[Data tied to figure images]
------------------------------

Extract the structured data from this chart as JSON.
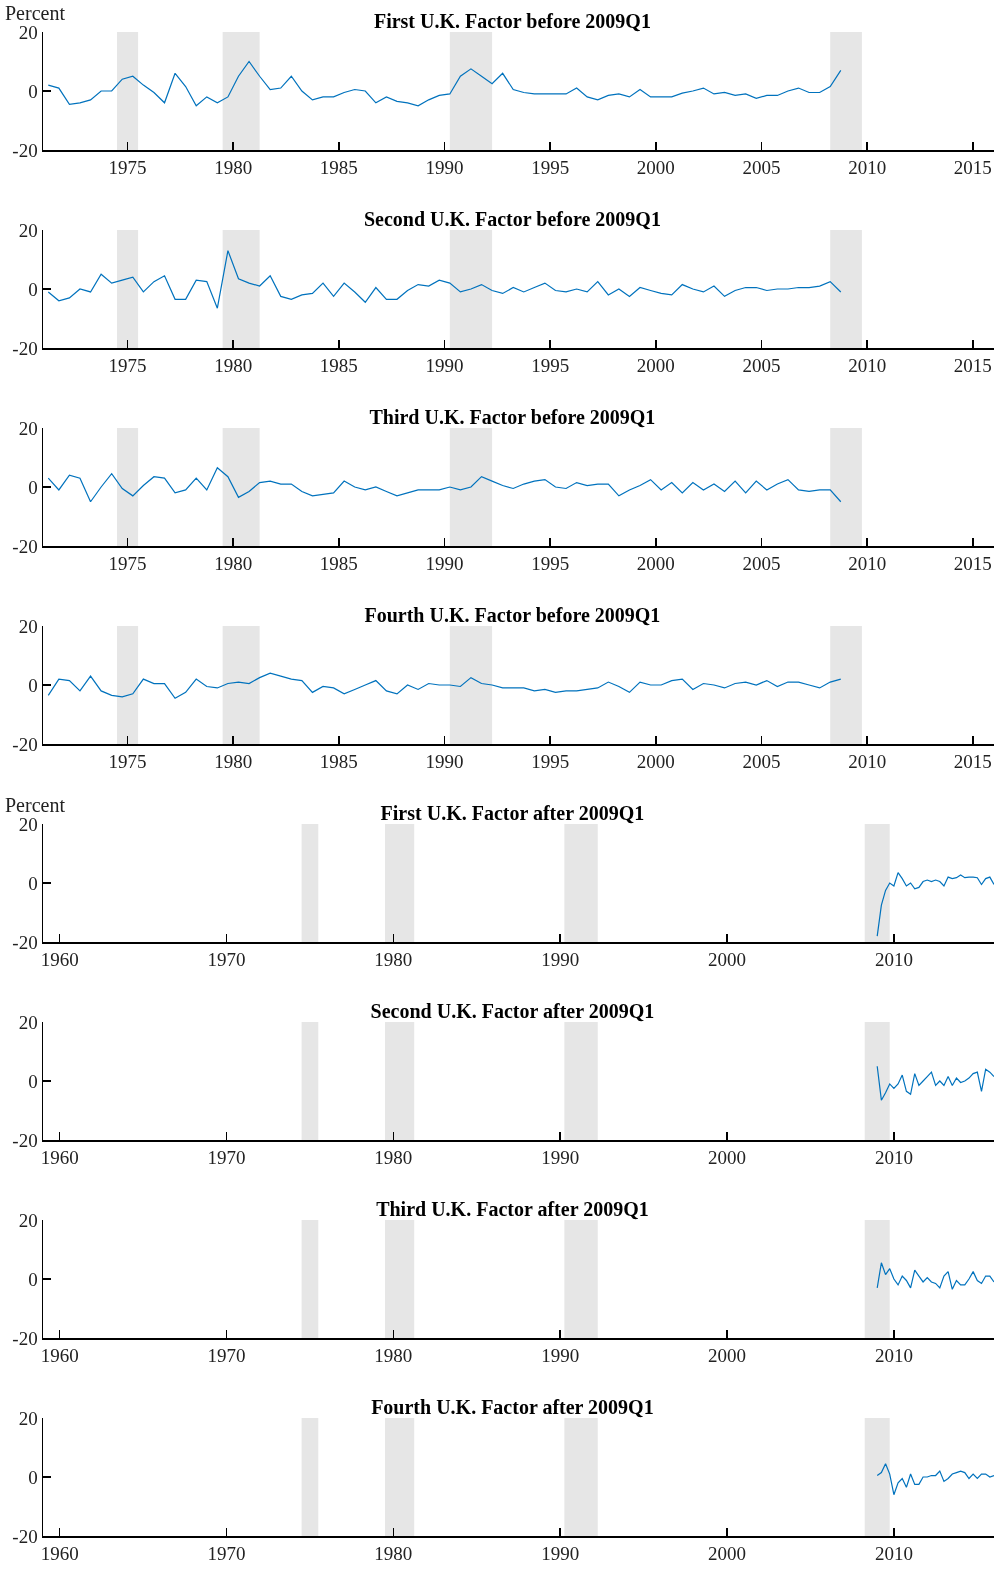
{
  "chart_data": [
    {
      "type": "line",
      "title": "First U.K. Factor before 2009Q1",
      "ylabel": "Percent",
      "xlim": [
        1971,
        2016
      ],
      "xticks": [
        1975,
        1980,
        1985,
        1990,
        1995,
        2000,
        2005,
        2010,
        2015
      ],
      "ylim": [
        -20,
        20
      ],
      "yticks": [
        -20,
        0,
        20
      ],
      "grid": false,
      "bands": [
        {
          "axis": "x",
          "from": 1974.5,
          "to": 1975.5,
          "color": "#e6e6e6"
        },
        {
          "axis": "x",
          "from": 1979.5,
          "to": 1981.25,
          "color": "#e6e6e6"
        },
        {
          "axis": "x",
          "from": 1990.25,
          "to": 1992.25,
          "color": "#e6e6e6"
        },
        {
          "axis": "x",
          "from": 2008.25,
          "to": 2009.75,
          "color": "#e6e6e6"
        }
      ],
      "x": [
        1971.25,
        1971.75,
        1972.25,
        1972.75,
        1973.25,
        1973.75,
        1974.25,
        1974.75,
        1975.25,
        1975.75,
        1976.25,
        1976.75,
        1977.25,
        1977.75,
        1978.25,
        1978.75,
        1979.25,
        1979.75,
        1980.25,
        1980.75,
        1981.25,
        1981.75,
        1982.25,
        1982.75,
        1983.25,
        1983.75,
        1984.25,
        1984.75,
        1985.25,
        1985.75,
        1986.25,
        1986.75,
        1987.25,
        1987.75,
        1988.25,
        1988.75,
        1989.25,
        1989.75,
        1990.25,
        1990.75,
        1991.25,
        1991.75,
        1992.25,
        1992.75,
        1993.25,
        1993.75,
        1994.25,
        1994.75,
        1995.25,
        1995.75,
        1996.25,
        1996.75,
        1997.25,
        1997.75,
        1998.25,
        1998.75,
        1999.25,
        1999.75,
        2000.25,
        2000.75,
        2001.25,
        2001.75,
        2002.25,
        2002.75,
        2003.25,
        2003.75,
        2004.25,
        2004.75,
        2005.25,
        2005.75,
        2006.25,
        2006.75,
        2007.25,
        2007.75,
        2008.25,
        2008.75
      ],
      "series": [
        {
          "color": "#0072bd",
          "values": [
            2,
            1,
            -4.5,
            -4,
            -3,
            0,
            0,
            4,
            5,
            2,
            -0.5,
            -4,
            6,
            1.5,
            -5,
            -2,
            -4,
            -2,
            5,
            10,
            5,
            0.5,
            1,
            5,
            0,
            -3,
            -2,
            -2,
            -0.5,
            0.5,
            0,
            -4,
            -2,
            -3.5,
            -4,
            -5,
            -3,
            -1.5,
            -1,
            5,
            7.5,
            5,
            2.5,
            6,
            0.5,
            -0.5,
            -1,
            -1,
            -1,
            -1,
            1,
            -2,
            -3,
            -1.5,
            -1,
            -2,
            0.5,
            -2,
            -2,
            -2,
            -0.7,
            0,
            1,
            -1,
            -0.5,
            -1.5,
            -1,
            -2.5,
            -1.5,
            -1.5,
            0,
            1,
            -0.5,
            -0.5,
            1.5,
            7
          ]
        }
      ]
    },
    {
      "type": "line",
      "title": "Second U.K. Factor before 2009Q1",
      "xlim": [
        1971,
        2016
      ],
      "xticks": [
        1975,
        1980,
        1985,
        1990,
        1995,
        2000,
        2005,
        2010,
        2015
      ],
      "ylim": [
        -20,
        20
      ],
      "yticks": [
        -20,
        0,
        20
      ],
      "grid": false,
      "bands": [
        {
          "axis": "x",
          "from": 1974.5,
          "to": 1975.5,
          "color": "#e6e6e6"
        },
        {
          "axis": "x",
          "from": 1979.5,
          "to": 1981.25,
          "color": "#e6e6e6"
        },
        {
          "axis": "x",
          "from": 1990.25,
          "to": 1992.25,
          "color": "#e6e6e6"
        },
        {
          "axis": "x",
          "from": 2008.25,
          "to": 2009.75,
          "color": "#e6e6e6"
        }
      ],
      "x": [
        1971.25,
        1971.75,
        1972.25,
        1972.75,
        1973.25,
        1973.75,
        1974.25,
        1974.75,
        1975.25,
        1975.75,
        1976.25,
        1976.75,
        1977.25,
        1977.75,
        1978.25,
        1978.75,
        1979.25,
        1979.75,
        1980.25,
        1980.75,
        1981.25,
        1981.75,
        1982.25,
        1982.75,
        1983.25,
        1983.75,
        1984.25,
        1984.75,
        1985.25,
        1985.75,
        1986.25,
        1986.75,
        1987.25,
        1987.75,
        1988.25,
        1988.75,
        1989.25,
        1989.75,
        1990.25,
        1990.75,
        1991.25,
        1991.75,
        1992.25,
        1992.75,
        1993.25,
        1993.75,
        1994.25,
        1994.75,
        1995.25,
        1995.75,
        1996.25,
        1996.75,
        1997.25,
        1997.75,
        1998.25,
        1998.75,
        1999.25,
        1999.75,
        2000.25,
        2000.75,
        2001.25,
        2001.75,
        2002.25,
        2002.75,
        2003.25,
        2003.75,
        2004.25,
        2004.75,
        2005.25,
        2005.75,
        2006.25,
        2006.75,
        2007.25,
        2007.75,
        2008.25,
        2008.75
      ],
      "series": [
        {
          "color": "#0072bd",
          "values": [
            -1,
            -4,
            -3,
            0,
            -1,
            5,
            2,
            3,
            4,
            -1,
            2.5,
            4.5,
            -3.5,
            -3.5,
            3,
            2.5,
            -6.5,
            13,
            3.5,
            2,
            1,
            4.5,
            -2.5,
            -3.5,
            -2,
            -1.5,
            2,
            -2.5,
            2,
            -1,
            -4.5,
            0.5,
            -3.5,
            -3.5,
            -0.5,
            1.5,
            1,
            3,
            2,
            -1,
            0,
            1.5,
            -0.5,
            -1.5,
            0.5,
            -1,
            0.5,
            2,
            -0.5,
            -1,
            0,
            -1,
            2.5,
            -2,
            0,
            -2.5,
            0.5,
            -0.5,
            -1.5,
            -2,
            1.5,
            0,
            -1,
            1,
            -2.5,
            -0.5,
            0.5,
            0.5,
            -0.5,
            0,
            0,
            0.5,
            0.5,
            1,
            2.5,
            -1
          ]
        }
      ]
    },
    {
      "type": "line",
      "title": "Third U.K. Factor before 2009Q1",
      "xlim": [
        1971,
        2016
      ],
      "xticks": [
        1975,
        1980,
        1985,
        1990,
        1995,
        2000,
        2005,
        2010,
        2015
      ],
      "ylim": [
        -20,
        20
      ],
      "yticks": [
        -20,
        0,
        20
      ],
      "grid": false,
      "bands": [
        {
          "axis": "x",
          "from": 1974.5,
          "to": 1975.5,
          "color": "#e6e6e6"
        },
        {
          "axis": "x",
          "from": 1979.5,
          "to": 1981.25,
          "color": "#e6e6e6"
        },
        {
          "axis": "x",
          "from": 1990.25,
          "to": 1992.25,
          "color": "#e6e6e6"
        },
        {
          "axis": "x",
          "from": 2008.25,
          "to": 2009.75,
          "color": "#e6e6e6"
        }
      ],
      "x": [
        1971.25,
        1971.75,
        1972.25,
        1972.75,
        1973.25,
        1973.75,
        1974.25,
        1974.75,
        1975.25,
        1975.75,
        1976.25,
        1976.75,
        1977.25,
        1977.75,
        1978.25,
        1978.75,
        1979.25,
        1979.75,
        1980.25,
        1980.75,
        1981.25,
        1981.75,
        1982.25,
        1982.75,
        1983.25,
        1983.75,
        1984.25,
        1984.75,
        1985.25,
        1985.75,
        1986.25,
        1986.75,
        1987.25,
        1987.75,
        1988.25,
        1988.75,
        1989.25,
        1989.75,
        1990.25,
        1990.75,
        1991.25,
        1991.75,
        1992.25,
        1992.75,
        1993.25,
        1993.75,
        1994.25,
        1994.75,
        1995.25,
        1995.75,
        1996.25,
        1996.75,
        1997.25,
        1997.75,
        1998.25,
        1998.75,
        1999.25,
        1999.75,
        2000.25,
        2000.75,
        2001.25,
        2001.75,
        2002.25,
        2002.75,
        2003.25,
        2003.75,
        2004.25,
        2004.75,
        2005.25,
        2005.75,
        2006.25,
        2006.75,
        2007.25,
        2007.75,
        2008.25,
        2008.75
      ],
      "series": [
        {
          "color": "#0072bd",
          "values": [
            3,
            -1,
            4,
            3,
            -5,
            0,
            4.5,
            -0.5,
            -3,
            0.5,
            3.5,
            3,
            -2,
            -1,
            3,
            -1,
            6.5,
            3.5,
            -3.5,
            -1.5,
            1.5,
            2,
            1,
            1,
            -1.5,
            -3,
            -2.5,
            -2,
            2,
            0,
            -1,
            0,
            -1.5,
            -3,
            -2,
            -1,
            -1,
            -1,
            0,
            -1,
            0,
            3.5,
            2,
            0.5,
            -0.5,
            1,
            2,
            2.5,
            0,
            -0.5,
            1.5,
            0.5,
            1,
            1,
            -3,
            -1,
            0.5,
            2.5,
            -1,
            1.5,
            -2,
            1.5,
            -1,
            1,
            -1.5,
            2,
            -2,
            2,
            -1,
            1,
            2.5,
            -1,
            -1.5,
            -1,
            -1,
            -5
          ]
        }
      ]
    },
    {
      "type": "line",
      "title": "Fourth U.K. Factor before 2009Q1",
      "xlim": [
        1971,
        2016
      ],
      "xticks": [
        1975,
        1980,
        1985,
        1990,
        1995,
        2000,
        2005,
        2010,
        2015
      ],
      "ylim": [
        -20,
        20
      ],
      "yticks": [
        -20,
        0,
        20
      ],
      "grid": false,
      "bands": [
        {
          "axis": "x",
          "from": 1974.5,
          "to": 1975.5,
          "color": "#e6e6e6"
        },
        {
          "axis": "x",
          "from": 1979.5,
          "to": 1981.25,
          "color": "#e6e6e6"
        },
        {
          "axis": "x",
          "from": 1990.25,
          "to": 1992.25,
          "color": "#e6e6e6"
        },
        {
          "axis": "x",
          "from": 2008.25,
          "to": 2009.75,
          "color": "#e6e6e6"
        }
      ],
      "x": [
        1971.25,
        1971.75,
        1972.25,
        1972.75,
        1973.25,
        1973.75,
        1974.25,
        1974.75,
        1975.25,
        1975.75,
        1976.25,
        1976.75,
        1977.25,
        1977.75,
        1978.25,
        1978.75,
        1979.25,
        1979.75,
        1980.25,
        1980.75,
        1981.25,
        1981.75,
        1982.25,
        1982.75,
        1983.25,
        1983.75,
        1984.25,
        1984.75,
        1985.25,
        1985.75,
        1986.25,
        1986.75,
        1987.25,
        1987.75,
        1988.25,
        1988.75,
        1989.25,
        1989.75,
        1990.25,
        1990.75,
        1991.25,
        1991.75,
        1992.25,
        1992.75,
        1993.25,
        1993.75,
        1994.25,
        1994.75,
        1995.25,
        1995.75,
        1996.25,
        1996.75,
        1997.25,
        1997.75,
        1998.25,
        1998.75,
        1999.25,
        1999.75,
        2000.25,
        2000.75,
        2001.25,
        2001.75,
        2002.25,
        2002.75,
        2003.25,
        2003.75,
        2004.25,
        2004.75,
        2005.25,
        2005.75,
        2006.25,
        2006.75,
        2007.25,
        2007.75,
        2008.25,
        2008.75
      ],
      "series": [
        {
          "color": "#0072bd",
          "values": [
            -3.5,
            2,
            1.5,
            -2,
            3,
            -2,
            -3.5,
            -4,
            -3,
            2,
            0.5,
            0.5,
            -4.5,
            -2.5,
            2,
            -0.5,
            -1,
            0.5,
            1,
            0.5,
            2.5,
            4,
            3,
            2,
            1.5,
            -2.5,
            -0.5,
            -1,
            -3,
            -1.5,
            0,
            1.5,
            -2,
            -3,
            0,
            -1.5,
            0.5,
            0,
            0,
            -0.5,
            2.5,
            0.5,
            0,
            -1,
            -1,
            -1,
            -2,
            -1.5,
            -2.5,
            -2,
            -2,
            -1.5,
            -1,
            1,
            -0.5,
            -2.5,
            1,
            0,
            0,
            1.5,
            2,
            -1.5,
            0.5,
            0,
            -1,
            0.5,
            1,
            0,
            1.5,
            -0.5,
            1,
            1,
            0,
            -1,
            1,
            2
          ]
        }
      ]
    },
    {
      "type": "line",
      "title": "First U.K. Factor after 2009Q1",
      "ylabel": "Percent",
      "xlim": [
        1959,
        2016
      ],
      "xticks": [
        1960,
        1970,
        1980,
        1990,
        2000,
        2010
      ],
      "ylim": [
        -20,
        20
      ],
      "yticks": [
        -20,
        0,
        20
      ],
      "grid": false,
      "bands": [
        {
          "axis": "x",
          "from": 1974.5,
          "to": 1975.5,
          "color": "#e6e6e6"
        },
        {
          "axis": "x",
          "from": 1979.5,
          "to": 1981.25,
          "color": "#e6e6e6"
        },
        {
          "axis": "x",
          "from": 1990.25,
          "to": 1992.25,
          "color": "#e6e6e6"
        },
        {
          "axis": "x",
          "from": 2008.25,
          "to": 2009.75,
          "color": "#e6e6e6"
        }
      ],
      "x": [
        2009,
        2009.25,
        2009.5,
        2009.75,
        2010,
        2010.25,
        2010.5,
        2010.75,
        2011,
        2011.25,
        2011.5,
        2011.75,
        2012,
        2012.25,
        2012.5,
        2012.75,
        2013,
        2013.25,
        2013.5,
        2013.75,
        2014,
        2014.25,
        2014.5,
        2014.75,
        2015,
        2015.25,
        2015.5,
        2015.75,
        2016
      ],
      "series": [
        {
          "color": "#0072bd",
          "values": [
            -18,
            -7.5,
            -2.5,
            0,
            -1,
            3.5,
            1.5,
            -1,
            0,
            -2,
            -1.5,
            0.5,
            1,
            0.5,
            1,
            0.5,
            -1,
            2,
            1.5,
            1.8,
            2.7,
            1.8,
            2,
            2,
            1.8,
            -0.5,
            1.5,
            2,
            -0.5
          ]
        }
      ]
    },
    {
      "type": "line",
      "title": "Second U.K. Factor after 2009Q1",
      "xlim": [
        1959,
        2016
      ],
      "xticks": [
        1960,
        1970,
        1980,
        1990,
        2000,
        2010
      ],
      "ylim": [
        -20,
        20
      ],
      "yticks": [
        -20,
        0,
        20
      ],
      "grid": false,
      "bands": [
        {
          "axis": "x",
          "from": 1974.5,
          "to": 1975.5,
          "color": "#e6e6e6"
        },
        {
          "axis": "x",
          "from": 1979.5,
          "to": 1981.25,
          "color": "#e6e6e6"
        },
        {
          "axis": "x",
          "from": 1990.25,
          "to": 1992.25,
          "color": "#e6e6e6"
        },
        {
          "axis": "x",
          "from": 2008.25,
          "to": 2009.75,
          "color": "#e6e6e6"
        }
      ],
      "x": [
        2009,
        2009.25,
        2009.5,
        2009.75,
        2010,
        2010.25,
        2010.5,
        2010.75,
        2011,
        2011.25,
        2011.5,
        2011.75,
        2012,
        2012.25,
        2012.5,
        2012.75,
        2013,
        2013.25,
        2013.5,
        2013.75,
        2014,
        2014.25,
        2014.5,
        2014.75,
        2015,
        2015.25,
        2015.5,
        2015.75,
        2016
      ],
      "series": [
        {
          "color": "#0072bd",
          "values": [
            5,
            -6.5,
            -4,
            -1,
            -2.5,
            -1,
            2,
            -3.5,
            -4.5,
            2.5,
            -1.5,
            0,
            1.5,
            3,
            -1.5,
            0,
            -1.5,
            1.5,
            -1.5,
            1,
            -0.5,
            0,
            1,
            2.5,
            3,
            -3.5,
            4,
            3,
            1.5
          ]
        }
      ]
    },
    {
      "type": "line",
      "title": "Third U.K. Factor after 2009Q1",
      "xlim": [
        1959,
        2016
      ],
      "xticks": [
        1960,
        1970,
        1980,
        1990,
        2000,
        2010
      ],
      "ylim": [
        -20,
        20
      ],
      "yticks": [
        -20,
        0,
        20
      ],
      "grid": false,
      "bands": [
        {
          "axis": "x",
          "from": 1974.5,
          "to": 1975.5,
          "color": "#e6e6e6"
        },
        {
          "axis": "x",
          "from": 1979.5,
          "to": 1981.25,
          "color": "#e6e6e6"
        },
        {
          "axis": "x",
          "from": 1990.25,
          "to": 1992.25,
          "color": "#e6e6e6"
        },
        {
          "axis": "x",
          "from": 2008.25,
          "to": 2009.75,
          "color": "#e6e6e6"
        }
      ],
      "x": [
        2009,
        2009.25,
        2009.5,
        2009.75,
        2010,
        2010.25,
        2010.5,
        2010.75,
        2011,
        2011.25,
        2011.5,
        2011.75,
        2012,
        2012.25,
        2012.5,
        2012.75,
        2013,
        2013.25,
        2013.5,
        2013.75,
        2014,
        2014.25,
        2014.5,
        2014.75,
        2015,
        2015.25,
        2015.5,
        2015.75,
        2016
      ],
      "series": [
        {
          "color": "#0072bd",
          "values": [
            -3,
            5.5,
            1.5,
            3.5,
            0,
            -2,
            1,
            -0.5,
            -3,
            3,
            1,
            -1,
            0.5,
            -1,
            -1.5,
            -3,
            1,
            2.5,
            -3.5,
            -0.5,
            -2,
            -2,
            0,
            2.5,
            -0.5,
            -1.5,
            1,
            1,
            -1
          ]
        }
      ]
    },
    {
      "type": "line",
      "title": "Fourth U.K. Factor after 2009Q1",
      "xlim": [
        1959,
        2016
      ],
      "xticks": [
        1960,
        1970,
        1980,
        1990,
        2000,
        2010
      ],
      "ylim": [
        -20,
        20
      ],
      "yticks": [
        -20,
        0,
        20
      ],
      "grid": false,
      "bands": [
        {
          "axis": "x",
          "from": 1974.5,
          "to": 1975.5,
          "color": "#e6e6e6"
        },
        {
          "axis": "x",
          "from": 1979.5,
          "to": 1981.25,
          "color": "#e6e6e6"
        },
        {
          "axis": "x",
          "from": 1990.25,
          "to": 1992.25,
          "color": "#e6e6e6"
        },
        {
          "axis": "x",
          "from": 2008.25,
          "to": 2009.75,
          "color": "#e6e6e6"
        }
      ],
      "x": [
        2009,
        2009.25,
        2009.5,
        2009.75,
        2010,
        2010.25,
        2010.5,
        2010.75,
        2011,
        2011.25,
        2011.5,
        2011.75,
        2012,
        2012.25,
        2012.5,
        2012.75,
        2013,
        2013.25,
        2013.5,
        2013.75,
        2014,
        2014.25,
        2014.5,
        2014.75,
        2015,
        2015.25,
        2015.5,
        2015.75,
        2016
      ],
      "series": [
        {
          "color": "#0072bd",
          "values": [
            0.5,
            1.5,
            4.5,
            1,
            -6,
            -2,
            -0.5,
            -3.5,
            1,
            -2.5,
            -2.5,
            0,
            0,
            0.5,
            0.5,
            2,
            -1.5,
            -0.5,
            1,
            1.5,
            2,
            1.5,
            -0.5,
            1,
            -0.5,
            1,
            1,
            0,
            0.5
          ]
        }
      ]
    }
  ]
}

------------------------------

Stated task >> Identify each line containing the string "after" and copy it out.

Reply to the exercise >>
      "title": "First U.K. Factor after 2009Q1",
      "title": "Second U.K. Factor after 2009Q1",
      "title": "Third U.K. Factor after 2009Q1",
      "title": "Fourth U.K. Factor after 2009Q1",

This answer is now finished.